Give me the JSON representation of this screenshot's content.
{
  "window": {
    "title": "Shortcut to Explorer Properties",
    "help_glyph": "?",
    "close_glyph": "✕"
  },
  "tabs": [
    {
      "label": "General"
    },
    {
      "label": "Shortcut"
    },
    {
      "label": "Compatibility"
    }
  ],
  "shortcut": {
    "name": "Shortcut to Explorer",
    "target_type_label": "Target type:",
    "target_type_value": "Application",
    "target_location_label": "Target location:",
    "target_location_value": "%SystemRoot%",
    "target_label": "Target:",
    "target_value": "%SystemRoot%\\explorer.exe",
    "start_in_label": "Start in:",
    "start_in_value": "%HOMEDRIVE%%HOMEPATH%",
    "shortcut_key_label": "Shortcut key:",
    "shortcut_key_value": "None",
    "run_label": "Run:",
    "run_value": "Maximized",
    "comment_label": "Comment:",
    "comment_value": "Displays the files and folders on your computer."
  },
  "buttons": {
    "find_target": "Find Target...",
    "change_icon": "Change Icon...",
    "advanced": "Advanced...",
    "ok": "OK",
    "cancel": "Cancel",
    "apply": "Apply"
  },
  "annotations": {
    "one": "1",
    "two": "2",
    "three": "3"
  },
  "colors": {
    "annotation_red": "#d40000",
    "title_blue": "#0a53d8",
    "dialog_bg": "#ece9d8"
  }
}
+ + +
## What is being asked
Check each line of the records for the word "SystemRoot" and extract those that contain it.

## In response
    "target_location_value": "%SystemRoot%",
    "target_value": "%SystemRoot%\\explorer.exe",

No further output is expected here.